Task statement: Look for the string "name" and copy every line that has it.

start Dataset

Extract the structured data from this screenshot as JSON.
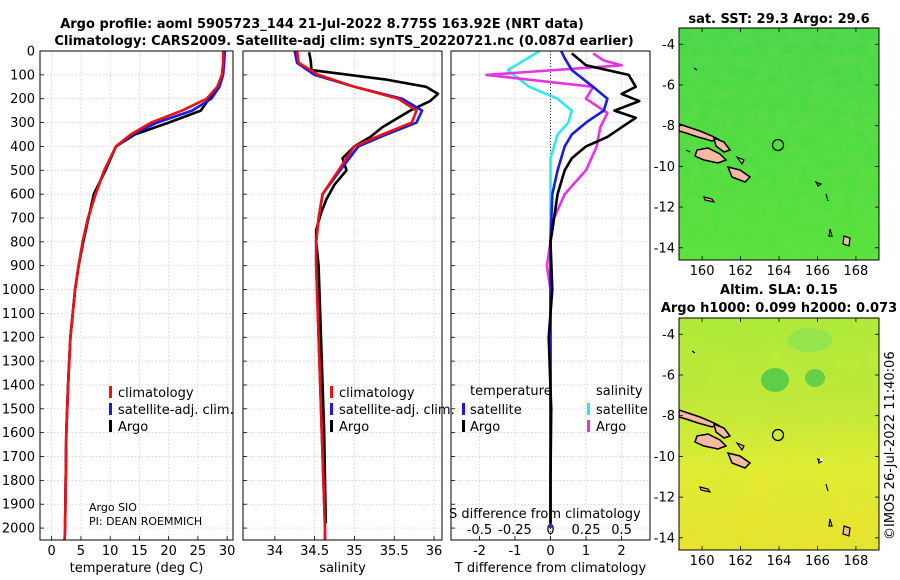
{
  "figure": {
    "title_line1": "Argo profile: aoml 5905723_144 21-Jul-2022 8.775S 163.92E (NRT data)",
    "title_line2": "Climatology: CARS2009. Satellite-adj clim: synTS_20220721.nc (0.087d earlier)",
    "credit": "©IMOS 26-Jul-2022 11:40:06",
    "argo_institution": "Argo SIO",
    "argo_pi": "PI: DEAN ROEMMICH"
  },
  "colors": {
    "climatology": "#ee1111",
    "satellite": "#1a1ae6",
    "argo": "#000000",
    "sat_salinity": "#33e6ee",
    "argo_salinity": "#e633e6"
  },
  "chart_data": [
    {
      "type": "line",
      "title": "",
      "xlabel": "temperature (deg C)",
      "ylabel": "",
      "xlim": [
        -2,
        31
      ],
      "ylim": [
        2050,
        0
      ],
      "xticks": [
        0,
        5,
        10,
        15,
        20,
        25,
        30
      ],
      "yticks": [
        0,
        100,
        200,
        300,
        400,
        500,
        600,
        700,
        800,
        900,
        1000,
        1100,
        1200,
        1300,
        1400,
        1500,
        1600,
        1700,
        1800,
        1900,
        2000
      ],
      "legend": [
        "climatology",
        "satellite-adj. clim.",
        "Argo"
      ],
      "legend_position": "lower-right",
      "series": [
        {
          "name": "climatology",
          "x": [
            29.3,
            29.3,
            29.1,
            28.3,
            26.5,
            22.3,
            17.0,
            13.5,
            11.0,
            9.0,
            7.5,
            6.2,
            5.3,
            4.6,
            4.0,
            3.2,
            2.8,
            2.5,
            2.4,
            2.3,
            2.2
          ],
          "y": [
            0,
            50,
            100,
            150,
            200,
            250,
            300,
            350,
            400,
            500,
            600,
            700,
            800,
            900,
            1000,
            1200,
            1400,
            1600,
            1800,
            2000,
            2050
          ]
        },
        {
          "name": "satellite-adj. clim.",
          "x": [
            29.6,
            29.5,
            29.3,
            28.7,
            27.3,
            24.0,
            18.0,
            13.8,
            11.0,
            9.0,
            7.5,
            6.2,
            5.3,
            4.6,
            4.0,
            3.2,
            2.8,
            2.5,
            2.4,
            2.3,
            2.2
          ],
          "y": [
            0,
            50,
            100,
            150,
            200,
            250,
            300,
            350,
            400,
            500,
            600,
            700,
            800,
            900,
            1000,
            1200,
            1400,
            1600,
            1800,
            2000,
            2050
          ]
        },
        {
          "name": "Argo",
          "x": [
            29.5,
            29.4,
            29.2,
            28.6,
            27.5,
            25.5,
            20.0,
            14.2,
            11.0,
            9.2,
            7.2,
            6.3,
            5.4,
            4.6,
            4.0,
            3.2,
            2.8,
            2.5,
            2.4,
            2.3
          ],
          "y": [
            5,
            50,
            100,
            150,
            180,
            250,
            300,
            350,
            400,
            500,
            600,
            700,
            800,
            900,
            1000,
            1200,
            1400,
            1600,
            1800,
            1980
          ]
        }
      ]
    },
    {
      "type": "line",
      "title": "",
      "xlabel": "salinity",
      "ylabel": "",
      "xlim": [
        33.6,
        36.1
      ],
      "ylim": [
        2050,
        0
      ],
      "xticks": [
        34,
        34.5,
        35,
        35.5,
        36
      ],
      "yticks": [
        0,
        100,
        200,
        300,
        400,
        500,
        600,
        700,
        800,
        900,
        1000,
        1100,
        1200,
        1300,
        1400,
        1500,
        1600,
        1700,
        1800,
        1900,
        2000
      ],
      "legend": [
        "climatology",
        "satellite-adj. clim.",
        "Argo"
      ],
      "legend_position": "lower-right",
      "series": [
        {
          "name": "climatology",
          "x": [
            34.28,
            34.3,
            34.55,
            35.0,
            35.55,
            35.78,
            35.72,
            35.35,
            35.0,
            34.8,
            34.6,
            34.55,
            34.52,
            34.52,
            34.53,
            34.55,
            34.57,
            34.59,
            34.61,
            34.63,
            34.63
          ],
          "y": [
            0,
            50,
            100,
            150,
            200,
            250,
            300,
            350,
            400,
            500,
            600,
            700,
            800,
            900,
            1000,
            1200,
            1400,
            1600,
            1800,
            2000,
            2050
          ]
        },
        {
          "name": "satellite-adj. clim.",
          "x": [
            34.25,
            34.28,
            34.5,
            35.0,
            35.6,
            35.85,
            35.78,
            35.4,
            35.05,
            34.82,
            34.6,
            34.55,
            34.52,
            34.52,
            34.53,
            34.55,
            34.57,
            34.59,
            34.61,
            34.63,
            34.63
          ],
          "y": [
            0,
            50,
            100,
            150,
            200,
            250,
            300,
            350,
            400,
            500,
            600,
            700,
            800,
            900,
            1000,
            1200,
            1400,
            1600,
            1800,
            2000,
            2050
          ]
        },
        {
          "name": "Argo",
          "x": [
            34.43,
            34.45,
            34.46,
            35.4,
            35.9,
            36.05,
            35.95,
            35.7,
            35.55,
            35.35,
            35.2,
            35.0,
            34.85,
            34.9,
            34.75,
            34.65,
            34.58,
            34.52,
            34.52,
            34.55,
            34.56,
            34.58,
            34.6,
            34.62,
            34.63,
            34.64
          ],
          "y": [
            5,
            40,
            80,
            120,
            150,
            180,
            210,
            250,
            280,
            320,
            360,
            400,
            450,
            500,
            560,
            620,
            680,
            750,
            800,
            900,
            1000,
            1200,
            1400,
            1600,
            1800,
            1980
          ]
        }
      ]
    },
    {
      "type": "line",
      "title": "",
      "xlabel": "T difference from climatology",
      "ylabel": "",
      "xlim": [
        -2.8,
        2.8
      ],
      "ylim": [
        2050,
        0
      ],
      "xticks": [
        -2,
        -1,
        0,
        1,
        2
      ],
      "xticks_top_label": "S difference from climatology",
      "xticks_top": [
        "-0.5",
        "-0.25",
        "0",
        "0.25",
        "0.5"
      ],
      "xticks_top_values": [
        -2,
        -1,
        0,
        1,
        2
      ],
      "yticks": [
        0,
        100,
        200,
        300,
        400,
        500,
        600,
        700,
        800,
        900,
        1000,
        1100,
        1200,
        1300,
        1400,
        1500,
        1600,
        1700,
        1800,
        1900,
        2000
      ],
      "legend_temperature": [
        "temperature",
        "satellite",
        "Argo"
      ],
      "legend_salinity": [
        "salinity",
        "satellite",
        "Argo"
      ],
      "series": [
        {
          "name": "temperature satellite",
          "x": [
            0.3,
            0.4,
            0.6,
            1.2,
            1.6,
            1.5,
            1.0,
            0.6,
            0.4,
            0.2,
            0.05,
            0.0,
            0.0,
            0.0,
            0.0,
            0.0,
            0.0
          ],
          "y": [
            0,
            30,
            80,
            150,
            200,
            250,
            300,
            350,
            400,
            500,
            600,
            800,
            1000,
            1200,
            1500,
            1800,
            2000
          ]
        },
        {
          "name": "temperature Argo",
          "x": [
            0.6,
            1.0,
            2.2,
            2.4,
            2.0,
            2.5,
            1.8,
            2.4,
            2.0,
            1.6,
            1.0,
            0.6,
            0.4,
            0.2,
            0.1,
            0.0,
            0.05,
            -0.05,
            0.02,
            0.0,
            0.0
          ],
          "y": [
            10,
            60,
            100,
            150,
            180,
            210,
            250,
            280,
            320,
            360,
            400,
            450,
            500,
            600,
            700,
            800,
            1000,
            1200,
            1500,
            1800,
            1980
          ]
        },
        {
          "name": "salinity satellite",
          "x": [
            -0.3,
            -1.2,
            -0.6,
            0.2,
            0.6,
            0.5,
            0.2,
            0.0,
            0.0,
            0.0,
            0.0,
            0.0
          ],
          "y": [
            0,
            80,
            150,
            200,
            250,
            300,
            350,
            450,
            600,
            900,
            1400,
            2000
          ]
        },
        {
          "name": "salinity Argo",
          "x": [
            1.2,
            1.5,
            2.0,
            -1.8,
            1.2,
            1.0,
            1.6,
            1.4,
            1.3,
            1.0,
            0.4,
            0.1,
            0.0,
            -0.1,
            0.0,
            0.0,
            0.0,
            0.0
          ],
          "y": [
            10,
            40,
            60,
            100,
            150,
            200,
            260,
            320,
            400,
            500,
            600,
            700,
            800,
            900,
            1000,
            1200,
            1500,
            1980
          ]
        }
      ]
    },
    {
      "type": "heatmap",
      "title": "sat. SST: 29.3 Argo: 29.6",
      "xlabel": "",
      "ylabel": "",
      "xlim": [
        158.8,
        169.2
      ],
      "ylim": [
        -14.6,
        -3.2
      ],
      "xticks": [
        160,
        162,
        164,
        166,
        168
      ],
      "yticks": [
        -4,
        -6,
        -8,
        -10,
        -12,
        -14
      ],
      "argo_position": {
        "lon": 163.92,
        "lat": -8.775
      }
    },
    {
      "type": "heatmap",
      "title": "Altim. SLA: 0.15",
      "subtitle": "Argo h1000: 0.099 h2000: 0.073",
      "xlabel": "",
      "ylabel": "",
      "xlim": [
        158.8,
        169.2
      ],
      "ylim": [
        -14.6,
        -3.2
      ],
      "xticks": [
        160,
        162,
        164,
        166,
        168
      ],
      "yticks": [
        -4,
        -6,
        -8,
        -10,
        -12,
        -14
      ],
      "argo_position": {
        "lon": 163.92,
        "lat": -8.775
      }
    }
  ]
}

end Dataset

Answer to the task:
          "name": "climatology",
          "name": "satellite-adj. clim.",
          "name": "Argo",
          "name": "climatology",
          "name": "satellite-adj. clim.",
          "name": "Argo",
          "name": "temperature satellite",
          "name": "temperature Argo",
          "name": "salinity satellite",
          "name": "salinity Argo",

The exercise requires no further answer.